DATA EXTRACT |
****************************************

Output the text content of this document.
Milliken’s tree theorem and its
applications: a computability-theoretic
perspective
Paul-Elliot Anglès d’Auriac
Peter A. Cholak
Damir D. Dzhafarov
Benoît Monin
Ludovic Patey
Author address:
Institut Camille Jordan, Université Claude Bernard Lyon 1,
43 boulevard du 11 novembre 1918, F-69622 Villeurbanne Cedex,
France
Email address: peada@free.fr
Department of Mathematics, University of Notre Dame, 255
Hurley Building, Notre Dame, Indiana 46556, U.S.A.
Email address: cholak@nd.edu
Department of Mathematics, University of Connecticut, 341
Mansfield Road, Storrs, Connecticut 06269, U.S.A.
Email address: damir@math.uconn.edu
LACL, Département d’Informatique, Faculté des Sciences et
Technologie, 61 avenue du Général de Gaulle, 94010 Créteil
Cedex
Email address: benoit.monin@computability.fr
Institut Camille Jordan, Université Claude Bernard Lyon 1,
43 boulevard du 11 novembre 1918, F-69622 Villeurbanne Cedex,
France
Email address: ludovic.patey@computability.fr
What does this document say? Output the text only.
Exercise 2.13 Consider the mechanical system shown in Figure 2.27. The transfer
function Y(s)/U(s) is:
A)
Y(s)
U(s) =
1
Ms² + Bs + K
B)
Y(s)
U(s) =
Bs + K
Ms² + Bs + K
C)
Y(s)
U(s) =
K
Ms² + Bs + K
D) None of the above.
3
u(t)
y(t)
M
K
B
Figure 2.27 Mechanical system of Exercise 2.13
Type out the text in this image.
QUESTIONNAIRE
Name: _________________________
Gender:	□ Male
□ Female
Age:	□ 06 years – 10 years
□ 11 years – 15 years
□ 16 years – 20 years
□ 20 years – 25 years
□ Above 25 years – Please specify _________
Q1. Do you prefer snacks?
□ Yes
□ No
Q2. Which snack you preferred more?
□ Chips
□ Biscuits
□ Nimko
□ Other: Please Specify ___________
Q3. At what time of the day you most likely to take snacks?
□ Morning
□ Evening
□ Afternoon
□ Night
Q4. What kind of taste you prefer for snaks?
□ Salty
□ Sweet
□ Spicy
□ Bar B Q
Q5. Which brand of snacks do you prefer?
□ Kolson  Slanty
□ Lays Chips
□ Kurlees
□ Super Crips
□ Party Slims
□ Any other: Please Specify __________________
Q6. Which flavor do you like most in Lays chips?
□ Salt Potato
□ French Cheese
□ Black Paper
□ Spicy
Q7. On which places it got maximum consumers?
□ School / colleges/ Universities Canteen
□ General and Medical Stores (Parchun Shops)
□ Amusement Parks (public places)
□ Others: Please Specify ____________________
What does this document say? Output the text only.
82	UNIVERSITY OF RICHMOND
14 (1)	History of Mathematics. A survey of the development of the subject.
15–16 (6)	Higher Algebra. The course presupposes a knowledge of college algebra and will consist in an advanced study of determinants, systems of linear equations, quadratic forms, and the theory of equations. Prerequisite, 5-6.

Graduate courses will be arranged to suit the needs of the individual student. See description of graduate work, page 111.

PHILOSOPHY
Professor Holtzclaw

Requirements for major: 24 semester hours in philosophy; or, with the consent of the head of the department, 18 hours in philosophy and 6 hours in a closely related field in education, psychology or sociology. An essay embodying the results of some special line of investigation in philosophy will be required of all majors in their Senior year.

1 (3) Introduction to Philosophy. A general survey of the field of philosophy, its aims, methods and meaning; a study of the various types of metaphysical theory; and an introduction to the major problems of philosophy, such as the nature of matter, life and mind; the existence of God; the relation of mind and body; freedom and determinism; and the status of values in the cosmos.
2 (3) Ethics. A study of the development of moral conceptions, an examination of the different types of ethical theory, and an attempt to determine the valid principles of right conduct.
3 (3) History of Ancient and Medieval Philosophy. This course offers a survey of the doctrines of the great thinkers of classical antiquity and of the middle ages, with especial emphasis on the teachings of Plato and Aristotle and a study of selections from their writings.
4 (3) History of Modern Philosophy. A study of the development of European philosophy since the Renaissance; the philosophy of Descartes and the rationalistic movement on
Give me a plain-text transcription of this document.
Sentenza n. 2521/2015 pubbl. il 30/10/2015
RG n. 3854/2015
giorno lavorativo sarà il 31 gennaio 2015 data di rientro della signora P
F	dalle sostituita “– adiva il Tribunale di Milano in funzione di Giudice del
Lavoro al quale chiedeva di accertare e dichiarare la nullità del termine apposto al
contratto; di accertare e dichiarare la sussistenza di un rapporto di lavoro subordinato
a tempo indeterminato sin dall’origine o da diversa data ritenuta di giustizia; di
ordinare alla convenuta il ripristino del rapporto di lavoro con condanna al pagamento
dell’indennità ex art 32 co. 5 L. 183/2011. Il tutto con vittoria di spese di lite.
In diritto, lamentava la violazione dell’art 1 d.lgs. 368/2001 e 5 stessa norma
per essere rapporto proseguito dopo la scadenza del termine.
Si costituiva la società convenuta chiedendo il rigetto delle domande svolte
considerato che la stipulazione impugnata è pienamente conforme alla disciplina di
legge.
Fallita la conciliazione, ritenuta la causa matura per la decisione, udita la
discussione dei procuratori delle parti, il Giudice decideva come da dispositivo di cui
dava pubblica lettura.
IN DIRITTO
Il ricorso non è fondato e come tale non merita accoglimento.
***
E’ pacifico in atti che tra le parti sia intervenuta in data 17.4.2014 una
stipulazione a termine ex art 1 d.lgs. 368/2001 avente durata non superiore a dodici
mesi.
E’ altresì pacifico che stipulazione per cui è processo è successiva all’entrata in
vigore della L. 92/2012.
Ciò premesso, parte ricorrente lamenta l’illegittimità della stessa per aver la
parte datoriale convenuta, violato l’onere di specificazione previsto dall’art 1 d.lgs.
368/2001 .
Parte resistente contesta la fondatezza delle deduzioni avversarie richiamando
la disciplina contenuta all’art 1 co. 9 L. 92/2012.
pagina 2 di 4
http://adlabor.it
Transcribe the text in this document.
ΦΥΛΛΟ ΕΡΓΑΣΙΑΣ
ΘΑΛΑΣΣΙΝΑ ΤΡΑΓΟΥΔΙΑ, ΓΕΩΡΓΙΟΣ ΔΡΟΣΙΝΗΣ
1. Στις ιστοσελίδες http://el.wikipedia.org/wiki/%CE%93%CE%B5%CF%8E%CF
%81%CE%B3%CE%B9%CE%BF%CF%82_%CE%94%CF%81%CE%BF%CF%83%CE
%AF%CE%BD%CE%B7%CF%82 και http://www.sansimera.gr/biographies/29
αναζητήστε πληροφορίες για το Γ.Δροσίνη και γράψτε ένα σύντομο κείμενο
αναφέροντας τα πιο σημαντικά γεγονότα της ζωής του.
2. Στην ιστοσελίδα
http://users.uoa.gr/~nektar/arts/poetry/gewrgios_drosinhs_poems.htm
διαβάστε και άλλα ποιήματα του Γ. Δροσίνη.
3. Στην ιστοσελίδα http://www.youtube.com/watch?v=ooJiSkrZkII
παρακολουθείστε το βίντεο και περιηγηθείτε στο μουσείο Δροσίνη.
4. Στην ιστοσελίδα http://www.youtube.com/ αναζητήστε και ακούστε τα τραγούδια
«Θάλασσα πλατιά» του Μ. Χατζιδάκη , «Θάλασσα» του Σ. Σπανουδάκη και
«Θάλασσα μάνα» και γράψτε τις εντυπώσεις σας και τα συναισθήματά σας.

****************************************

INSTRUCTIONS FOR THE TASK | Transcribe the whole listing with nothing added or left out.

CORRECT ANSWER |
Output the text content of this document.
Milliken’s tree theorem and its
applications: a computability-theoretic
perspective
Paul-Elliot Anglès d’Auriac
Peter A. Cholak
Damir D. Dzhafarov
Benoît Monin
Ludovic Patey
Author address:
Institut Camille Jordan, Université Claude Bernard Lyon 1,
43 boulevard du 11 novembre 1918, F-69622 Villeurbanne Cedex,
France
Email address: peada@free.fr
Department of Mathematics, University of Notre Dame, 255
Hurley Building, Notre Dame, Indiana 46556, U.S.A.
Email address: cholak@nd.edu
Department of Mathematics, University of Connecticut, 341
Mansfield Road, Storrs, Connecticut 06269, U.S.A.
Email address: damir@math.uconn.edu
LACL, Département d’Informatique, Faculté des Sciences et
Technologie, 61 avenue du Général de Gaulle, 94010 Créteil
Cedex
Email address: benoit.monin@computability.fr
Institut Camille Jordan, Université Claude Bernard Lyon 1,
43 boulevard du 11 novembre 1918, F-69622 Villeurbanne Cedex,
France
Email address: ludovic.patey@computability.fr
What does this document say? Output the text only.
Exercise 2.13 Consider the mechanical system shown in Figure 2.27. The transfer
function Y(s)/U(s) is:
A)
Y(s)
U(s) =
1
Ms² + Bs + K
B)
Y(s)
U(s) =
Bs + K
Ms² + Bs + K
C)
Y(s)
U(s) =
K
Ms² + Bs + K
D) None of the above.
3
u(t)
y(t)
M
K
B
Figure 2.27 Mechanical system of Exercise 2.13
Type out the text in this image.
QUESTIONNAIRE
Name: _________________________
Gender:	□ Male
□ Female
Age:	□ 06 years – 10 years
□ 11 years – 15 years
□ 16 years – 20 years
□ 20 years – 25 years
□ Above 25 years – Please specify _________
Q1. Do you prefer snacks?
□ Yes
□ No
Q2. Which snack you preferred more?
□ Chips
□ Biscuits
□ Nimko
□ Other: Please Specify ___________
Q3. At what time of the day you most likely to take snacks?
□ Morning
□ Evening
□ Afternoon
□ Night
Q4. What kind of taste you prefer for snaks?
□ Salty
□ Sweet
□ Spicy
□ Bar B Q
Q5. Which brand of snacks do you prefer?
□ Kolson  Slanty
□ Lays Chips
□ Kurlees
□ Super Crips
□ Party Slims
□ Any other: Please Specify __________________
Q6. Which flavor do you like most in Lays chips?
□ Salt Potato
□ French Cheese
□ Black Paper
□ Spicy
Q7. On which places it got maximum consumers?
□ School / colleges/ Universities Canteen
□ General and Medical Stores (Parchun Shops)
□ Amusement Parks (public places)
□ Others: Please Specify ____________________
What does this document say? Output the text only.
82	UNIVERSITY OF RICHMOND
14 (1)	History of Mathematics. A survey of the development of the subject.
15–16 (6)	Higher Algebra. The course presupposes a knowledge of college algebra and will consist in an advanced study of determinants, systems of linear equations, quadratic forms, and the theory of equations. Prerequisite, 5-6.

Graduate courses will be arranged to suit the needs of the individual student. See description of graduate work, page 111.

PHILOSOPHY
Professor Holtzclaw

Requirements for major: 24 semester hours in philosophy; or, with the consent of the head of the department, 18 hours in philosophy and 6 hours in a closely related field in education, psychology or sociology. An essay embodying the results of some special line of investigation in philosophy will be required of all majors in their Senior year.

1 (3) Introduction to Philosophy. A general survey of the field of philosophy, its aims, methods and meaning; a study of the various types of metaphysical theory; and an introduction to the major problems of philosophy, such as the nature of matter, life and mind; the existence of God; the relation of mind and body; freedom and determinism; and the status of values in the cosmos.
2 (3) Ethics. A study of the development of moral conceptions, an examination of the different types of ethical theory, and an attempt to determine the valid principles of right conduct.
3 (3) History of Ancient and Medieval Philosophy. This course offers a survey of the doctrines of the great thinkers of classical antiquity and of the middle ages, with especial emphasis on the teachings of Plato and Aristotle and a study of selections from their writings.
4 (3) History of Modern Philosophy. A study of the development of European philosophy since the Renaissance; the philosophy of Descartes and the rationalistic movement on
Give me a plain-text transcription of this document.
Sentenza n. 2521/2015 pubbl. il 30/10/2015
RG n. 3854/2015
giorno lavorativo sarà il 31 gennaio 2015 data di rientro della signora P
F	dalle sostituita “– adiva il Tribunale di Milano in funzione di Giudice del
Lavoro al quale chiedeva di accertare e dichiarare la nullità del termine apposto al
contratto; di accertare e dichiarare la sussistenza di un rapporto di lavoro subordinato
a tempo indeterminato sin dall’origine o da diversa data ritenuta di giustizia; di
ordinare alla convenuta il ripristino del rapporto di lavoro con condanna al pagamento
dell’indennità ex art 32 co. 5 L. 183/2011. Il tutto con vittoria di spese di lite.
In diritto, lamentava la violazione dell’art 1 d.lgs. 368/2001 e 5 stessa norma
per essere rapporto proseguito dopo la scadenza del termine.
Si costituiva la società convenuta chiedendo il rigetto delle domande svolte
considerato che la stipulazione impugnata è pienamente conforme alla disciplina di
legge.
Fallita la conciliazione, ritenuta la causa matura per la decisione, udita la
discussione dei procuratori delle parti, il Giudice decideva come da dispositivo di cui
dava pubblica lettura.
IN DIRITTO
Il ricorso non è fondato e come tale non merita accoglimento.
***
E’ pacifico in atti che tra le parti sia intervenuta in data 17.4.2014 una
stipulazione a termine ex art 1 d.lgs. 368/2001 avente durata non superiore a dodici
mesi.
E’ altresì pacifico che stipulazione per cui è processo è successiva all’entrata in
vigore della L. 92/2012.
Ciò premesso, parte ricorrente lamenta l’illegittimità della stessa per aver la
parte datoriale convenuta, violato l’onere di specificazione previsto dall’art 1 d.lgs.
368/2001 .
Parte resistente contesta la fondatezza delle deduzioni avversarie richiamando
la disciplina contenuta all’art 1 co. 9 L. 92/2012.
pagina 2 di 4
http://adlabor.it
Transcribe the text in this document.
ΦΥΛΛΟ ΕΡΓΑΣΙΑΣ
ΘΑΛΑΣΣΙΝΑ ΤΡΑΓΟΥΔΙΑ, ΓΕΩΡΓΙΟΣ ΔΡΟΣΙΝΗΣ
1. Στις ιστοσελίδες http://el.wikipedia.org/wiki/%CE%93%CE%B5%CF%8E%CF
%81%CE%B3%CE%B9%CE%BF%CF%82_%CE%94%CF%81%CE%BF%CF%83%CE
%AF%CE%BD%CE%B7%CF%82 και http://www.sansimera.gr/biographies/29
αναζητήστε πληροφορίες για το Γ.Δροσίνη και γράψτε ένα σύντομο κείμενο
αναφέροντας τα πιο σημαντικά γεγονότα της ζωής του.
2. Στην ιστοσελίδα
http://users.uoa.gr/~nektar/arts/poetry/gewrgios_drosinhs_poems.htm
διαβάστε και άλλα ποιήματα του Γ. Δροσίνη.
3. Στην ιστοσελίδα http://www.youtube.com/watch?v=ooJiSkrZkII
παρακολουθείστε το βίντεο και περιηγηθείτε στο μουσείο Δροσίνη.
4. Στην ιστοσελίδα http://www.youtube.com/ αναζητήστε και ακούστε τα τραγούδια
«Θάλασσα πλατιά» του Μ. Χατζιδάκη , «Θάλασσα» του Σ. Σπανουδάκη και
«Θάλασσα μάνα» και γράψτε τις εντυπώσεις σας και τα συναισθήματά σας.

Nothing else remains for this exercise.